**Exercise:** Locate each line of the material that contains "Voltage", then return it.

**Excerpted records:**
============

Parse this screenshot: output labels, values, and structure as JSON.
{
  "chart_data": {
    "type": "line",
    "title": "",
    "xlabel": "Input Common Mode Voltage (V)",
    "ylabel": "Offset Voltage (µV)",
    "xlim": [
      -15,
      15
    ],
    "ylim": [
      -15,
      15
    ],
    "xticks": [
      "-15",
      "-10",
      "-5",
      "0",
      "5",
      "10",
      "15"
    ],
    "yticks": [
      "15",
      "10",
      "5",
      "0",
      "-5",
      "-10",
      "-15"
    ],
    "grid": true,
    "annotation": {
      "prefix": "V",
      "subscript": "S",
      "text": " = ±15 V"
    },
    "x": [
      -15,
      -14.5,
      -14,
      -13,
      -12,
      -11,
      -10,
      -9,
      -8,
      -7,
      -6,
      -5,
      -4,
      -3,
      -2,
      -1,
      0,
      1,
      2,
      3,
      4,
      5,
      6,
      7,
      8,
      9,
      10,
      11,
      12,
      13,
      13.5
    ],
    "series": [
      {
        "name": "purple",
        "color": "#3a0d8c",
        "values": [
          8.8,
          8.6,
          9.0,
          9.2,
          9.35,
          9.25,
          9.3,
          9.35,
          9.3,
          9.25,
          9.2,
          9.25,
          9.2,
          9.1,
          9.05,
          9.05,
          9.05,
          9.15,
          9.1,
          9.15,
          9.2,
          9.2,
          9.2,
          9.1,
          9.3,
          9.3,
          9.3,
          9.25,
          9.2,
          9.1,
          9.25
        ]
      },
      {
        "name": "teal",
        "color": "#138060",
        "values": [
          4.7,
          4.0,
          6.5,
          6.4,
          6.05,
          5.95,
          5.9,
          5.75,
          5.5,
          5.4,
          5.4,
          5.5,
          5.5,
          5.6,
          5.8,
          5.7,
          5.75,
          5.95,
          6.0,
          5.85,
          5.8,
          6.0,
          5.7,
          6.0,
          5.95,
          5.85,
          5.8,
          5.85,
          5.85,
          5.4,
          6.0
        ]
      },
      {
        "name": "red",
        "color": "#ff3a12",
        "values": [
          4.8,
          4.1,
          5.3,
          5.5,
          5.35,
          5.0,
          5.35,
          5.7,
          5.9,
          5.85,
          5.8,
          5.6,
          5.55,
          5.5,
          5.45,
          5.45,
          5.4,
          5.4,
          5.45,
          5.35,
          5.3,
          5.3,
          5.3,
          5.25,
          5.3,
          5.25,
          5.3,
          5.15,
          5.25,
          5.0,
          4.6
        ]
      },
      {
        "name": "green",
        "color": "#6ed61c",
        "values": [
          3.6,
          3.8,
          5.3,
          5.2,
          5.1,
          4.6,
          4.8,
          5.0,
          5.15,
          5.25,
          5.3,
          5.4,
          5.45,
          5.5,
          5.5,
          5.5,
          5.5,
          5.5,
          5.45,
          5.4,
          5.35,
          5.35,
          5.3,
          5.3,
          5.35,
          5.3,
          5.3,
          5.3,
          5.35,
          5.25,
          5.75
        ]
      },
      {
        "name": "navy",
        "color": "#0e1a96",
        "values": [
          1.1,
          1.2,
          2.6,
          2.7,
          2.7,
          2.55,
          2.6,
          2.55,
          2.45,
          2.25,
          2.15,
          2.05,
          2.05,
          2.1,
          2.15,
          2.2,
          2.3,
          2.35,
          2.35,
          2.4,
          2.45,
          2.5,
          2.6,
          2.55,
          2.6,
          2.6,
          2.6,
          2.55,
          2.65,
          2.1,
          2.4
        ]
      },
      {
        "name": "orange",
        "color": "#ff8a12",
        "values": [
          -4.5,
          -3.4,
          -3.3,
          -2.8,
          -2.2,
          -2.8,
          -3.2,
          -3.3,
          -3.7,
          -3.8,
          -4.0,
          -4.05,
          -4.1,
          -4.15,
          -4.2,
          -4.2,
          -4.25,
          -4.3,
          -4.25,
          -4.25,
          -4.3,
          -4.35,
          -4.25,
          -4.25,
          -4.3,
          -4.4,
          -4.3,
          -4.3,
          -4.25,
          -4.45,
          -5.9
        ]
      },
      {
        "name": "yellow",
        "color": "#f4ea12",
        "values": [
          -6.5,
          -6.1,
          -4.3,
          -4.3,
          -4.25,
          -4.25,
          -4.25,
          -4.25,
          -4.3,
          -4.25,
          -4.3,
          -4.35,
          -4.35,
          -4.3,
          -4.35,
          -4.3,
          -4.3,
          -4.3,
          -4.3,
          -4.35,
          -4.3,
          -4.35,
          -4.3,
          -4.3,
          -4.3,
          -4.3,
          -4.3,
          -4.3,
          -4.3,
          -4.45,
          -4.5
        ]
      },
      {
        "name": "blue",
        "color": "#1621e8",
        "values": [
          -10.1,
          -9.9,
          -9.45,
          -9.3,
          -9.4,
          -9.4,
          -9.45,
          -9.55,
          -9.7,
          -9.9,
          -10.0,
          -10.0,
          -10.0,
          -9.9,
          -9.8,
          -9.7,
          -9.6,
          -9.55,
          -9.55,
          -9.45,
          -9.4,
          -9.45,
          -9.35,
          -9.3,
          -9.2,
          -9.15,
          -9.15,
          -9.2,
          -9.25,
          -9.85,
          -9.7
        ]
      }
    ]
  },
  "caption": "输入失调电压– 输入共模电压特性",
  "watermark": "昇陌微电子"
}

============

**The reply:**
    "xlabel": "Input Common Mode Voltage (V)",
    "ylabel": "Offset Voltage (µV)",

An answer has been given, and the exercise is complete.